*Given request*. Each line below must be set down exactly; omit any image you find.

*Exercise inputs*.
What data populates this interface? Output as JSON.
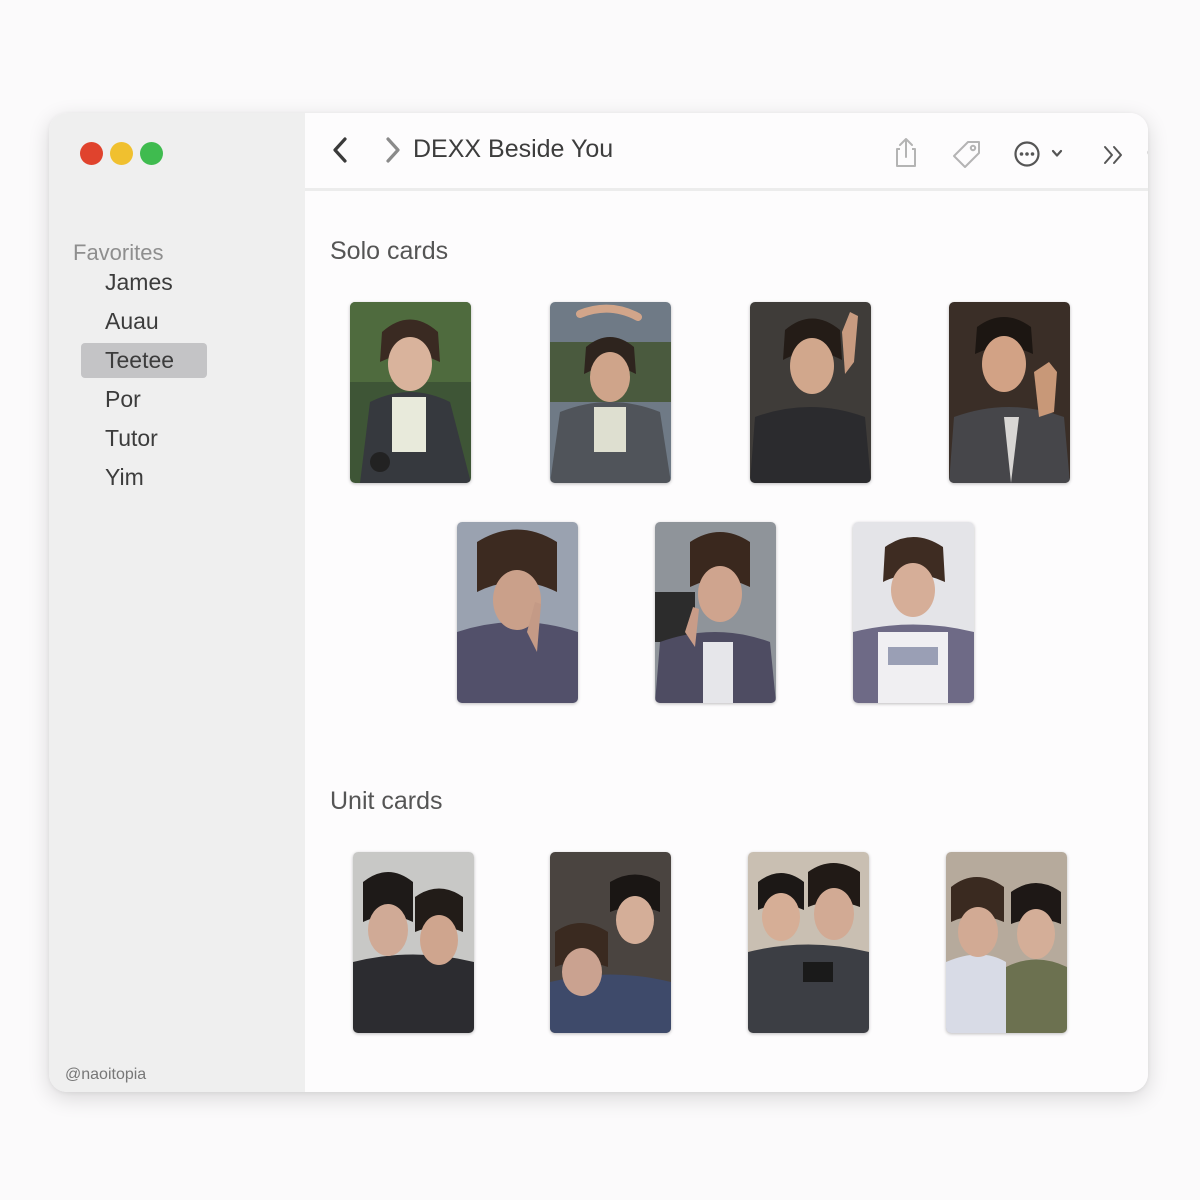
{
  "window": {
    "title": "DEXX Beside You"
  },
  "sidebar": {
    "section_title": "Favorites",
    "items": [
      {
        "label": "James",
        "selected": false
      },
      {
        "label": "Auau",
        "selected": false
      },
      {
        "label": "Teetee",
        "selected": true
      },
      {
        "label": "Por",
        "selected": false
      },
      {
        "label": "Tutor",
        "selected": false
      },
      {
        "label": "Yim",
        "selected": false
      }
    ],
    "watermark": "@naoitopia"
  },
  "toolbar": {
    "back_icon": "chevron-left-icon",
    "forward_icon": "chevron-right-icon",
    "share_icon": "share-icon",
    "tag_icon": "tag-icon",
    "more_icon": "ellipsis-circle-icon",
    "overflow_icon": "double-chevron-right-icon",
    "search_icon": "search-icon"
  },
  "sections": {
    "solo": {
      "title": "Solo cards",
      "count": 7
    },
    "unit": {
      "title": "Unit cards",
      "count": 4
    }
  },
  "colors": {
    "traffic_red": "#e0432d",
    "traffic_yellow": "#f0c02f",
    "traffic_green": "#3fbb4f",
    "selection": "#c4c4c6"
  }
}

*Worked answer*.
What data populates this interface? Output as JSON.
{
  "window": {
    "title": "DEXX Beside You"
  },
  "sidebar": {
    "section_title": "Favorites",
    "items": [
      {
        "label": "James",
        "selected": false
      },
      {
        "label": "Auau",
        "selected": false
      },
      {
        "label": "Teetee",
        "selected": true
      },
      {
        "label": "Por",
        "selected": false
      },
      {
        "label": "Tutor",
        "selected": false
      },
      {
        "label": "Yim",
        "selected": false
      }
    ],
    "watermark": "@naoitopia"
  },
  "toolbar": {
    "back_icon": "chevron-left-icon",
    "forward_icon": "chevron-right-icon",
    "share_icon": "share-icon",
    "tag_icon": "tag-icon",
    "more_icon": "ellipsis-circle-icon",
    "overflow_icon": "double-chevron-right-icon",
    "search_icon": "search-icon"
  },
  "sections": {
    "solo": {
      "title": "Solo cards",
      "count": 7
    },
    "unit": {
      "title": "Unit cards",
      "count": 4
    }
  },
  "colors": {
    "traffic_red": "#e0432d",
    "traffic_yellow": "#f0c02f",
    "traffic_green": "#3fbb4f",
    "selection": "#c4c4c6"
  }
}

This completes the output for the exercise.